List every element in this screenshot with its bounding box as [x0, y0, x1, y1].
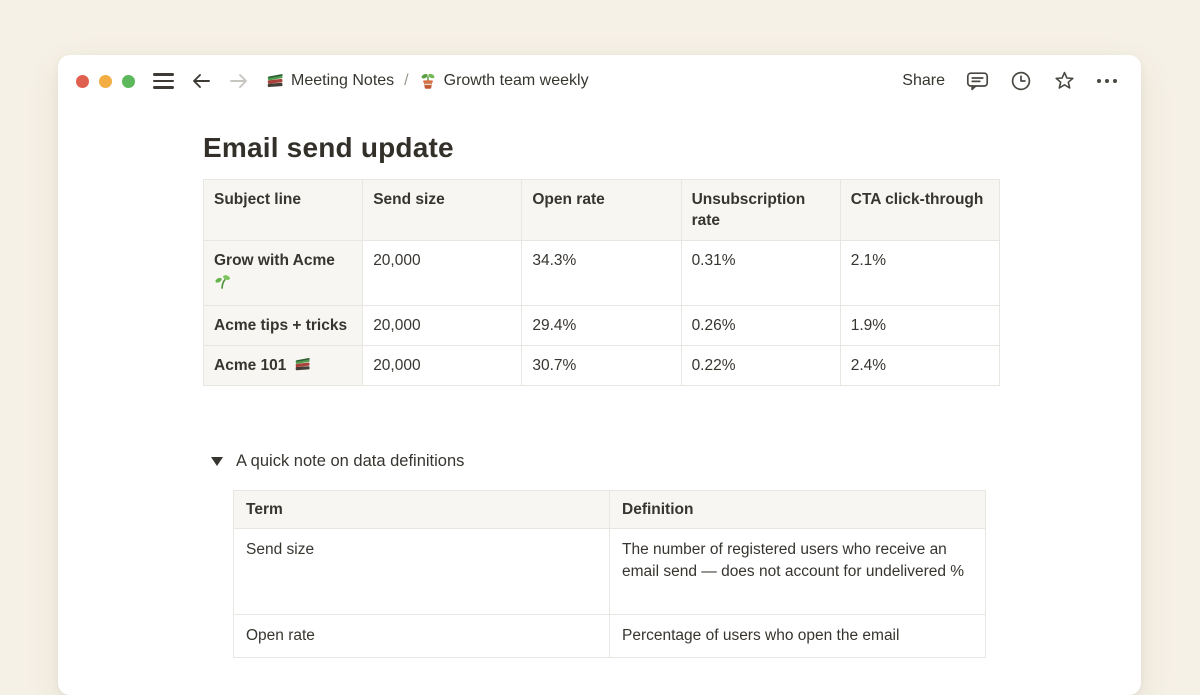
menu-icon[interactable] [153, 73, 174, 89]
breadcrumb-label: Growth team weekly [443, 72, 589, 89]
window-titlebar: Meeting Notes / Growth team weekly [58, 55, 1141, 107]
cell-cta[interactable]: 1.9% [839, 305, 1001, 346]
close-window-button[interactable] [76, 74, 89, 88]
cell-send-size[interactable]: 20,000 [362, 305, 523, 346]
cell-term[interactable]: Send size [233, 528, 610, 615]
breadcrumb-separator: / [404, 72, 409, 89]
column-header-unsub-rate[interactable]: Unsubscription rate [680, 179, 841, 241]
cell-subject[interactable]: Acme 101 [202, 345, 364, 386]
breadcrumb: Meeting Notes / Growth team weekly [266, 72, 589, 90]
books-emoji-icon [294, 356, 312, 374]
zoom-window-button[interactable] [122, 74, 135, 88]
cell-send-size[interactable]: 20,000 [362, 240, 523, 306]
column-header-definition[interactable]: Definition [609, 490, 986, 529]
back-arrow-icon[interactable] [190, 71, 212, 91]
cell-send-size[interactable]: 20,000 [362, 345, 523, 386]
toggle-triangle-icon[interactable] [211, 457, 223, 466]
table-row: Grow with Acme 20,000 34.3% 0.31% 2.1% [202, 240, 1001, 306]
breadcrumb-label: Meeting Notes [291, 72, 395, 89]
email-metrics-table: Subject line Send size Open rate Unsubsc… [202, 179, 1001, 386]
column-header-subject-line[interactable]: Subject line [202, 179, 364, 241]
table-row: Open rate Percentage of users who open t… [233, 614, 986, 658]
star-icon[interactable] [1053, 70, 1076, 92]
table-header-row: Term Definition [233, 490, 986, 529]
cell-cta[interactable]: 2.4% [839, 345, 1001, 386]
cell-unsub-rate[interactable]: 0.22% [680, 345, 841, 386]
table-row: Acme tips + tricks 20,000 29.4% 0.26% 1.… [202, 305, 1001, 346]
column-header-open-rate[interactable]: Open rate [521, 179, 682, 241]
minimize-window-button[interactable] [99, 74, 112, 88]
cell-definition[interactable]: Percentage of users who open the email [609, 614, 986, 658]
comment-icon[interactable] [966, 71, 989, 92]
cell-subject[interactable]: Grow with Acme [202, 240, 364, 306]
cell-open-rate[interactable]: 29.4% [521, 305, 682, 346]
more-options-icon[interactable] [1097, 79, 1117, 83]
traffic-lights [76, 74, 135, 88]
seedling-emoji-icon [214, 273, 232, 291]
table-row: Acme 101 20,000 30.7% 0.22% [202, 345, 1001, 386]
cell-unsub-rate[interactable]: 0.26% [680, 305, 841, 346]
cell-subject[interactable]: Acme tips + tricks [202, 305, 364, 346]
column-header-term[interactable]: Term [233, 490, 610, 529]
page-content: Email send update Subject line Send size… [58, 107, 1141, 658]
cell-open-rate[interactable]: 34.3% [521, 240, 682, 306]
breadcrumb-item-meeting-notes[interactable]: Meeting Notes [266, 72, 394, 90]
cell-open-rate[interactable]: 30.7% [521, 345, 682, 386]
toggle-block[interactable]: A quick note on data definitions [203, 452, 1141, 471]
cell-unsub-rate[interactable]: 0.31% [680, 240, 841, 306]
potted-plant-emoji-icon [419, 72, 437, 90]
column-header-send-size[interactable]: Send size [362, 179, 523, 241]
table-header-row: Subject line Send size Open rate Unsubsc… [202, 179, 1001, 241]
definitions-table: Term Definition Send size The number of … [233, 490, 986, 658]
share-button[interactable]: Share [902, 72, 945, 89]
titlebar-actions: Share [902, 70, 1117, 92]
cell-term[interactable]: Open rate [233, 614, 610, 658]
clock-icon[interactable] [1010, 70, 1032, 92]
toggle-label: A quick note on data definitions [236, 452, 465, 470]
table-row: Send size The number of registered users… [233, 528, 986, 615]
cell-cta[interactable]: 2.1% [839, 240, 1001, 306]
forward-arrow-icon[interactable] [228, 71, 250, 91]
breadcrumb-item-growth-team-weekly[interactable]: Growth team weekly [419, 72, 589, 90]
column-header-cta[interactable]: CTA click-through [839, 179, 1001, 241]
cell-definition[interactable]: The number of registered users who recei… [609, 528, 986, 615]
notion-window: Meeting Notes / Growth team weekly [58, 55, 1141, 695]
page-title: Email send update [203, 132, 454, 163]
books-emoji-icon [266, 72, 284, 90]
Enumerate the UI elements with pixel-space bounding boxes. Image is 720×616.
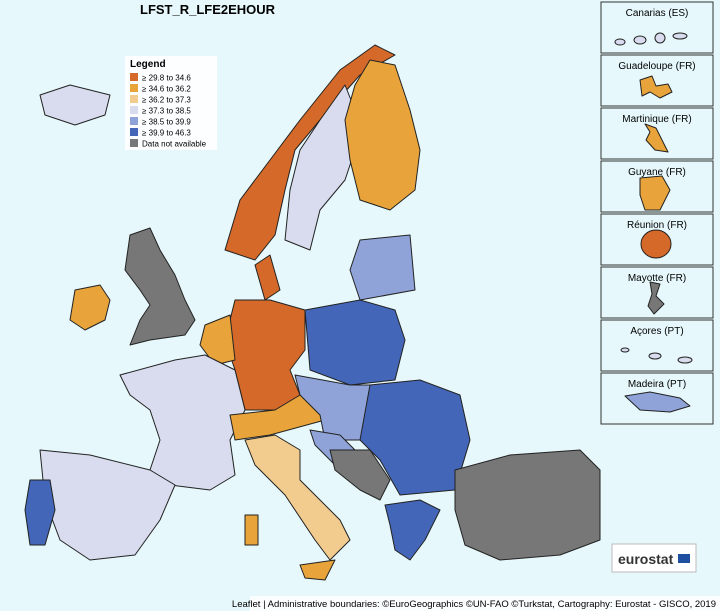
· · ·
Brief
Rewrite the lines above, from the line with "menu-icon[interactable] [153, 73, 174, 89]" up to and including the line with "cell-subject[interactable]: Acme 101", with "Unsubscription rate" replaced by "Unsubscribe rate" and everything else left unchanged.

Response to the task
menu-icon[interactable] [153, 73, 174, 89]
breadcrumb-label: Growth team weekly [443, 72, 589, 89]
window-titlebar: Meeting Notes / Growth team weekly [58, 55, 1141, 107]
cell-cta[interactable]: 1.9% [839, 305, 1001, 346]
close-window-button[interactable] [76, 74, 89, 88]
cell-send-size[interactable]: 20,000 [362, 305, 523, 346]
cell-term[interactable]: Send size [233, 528, 610, 615]
breadcrumb-separator: / [404, 72, 409, 89]
column-header-unsub-rate[interactable]: Unsubscribe rate [680, 179, 841, 241]
cell-subject[interactable]: Acme 101 [202, 345, 364, 386]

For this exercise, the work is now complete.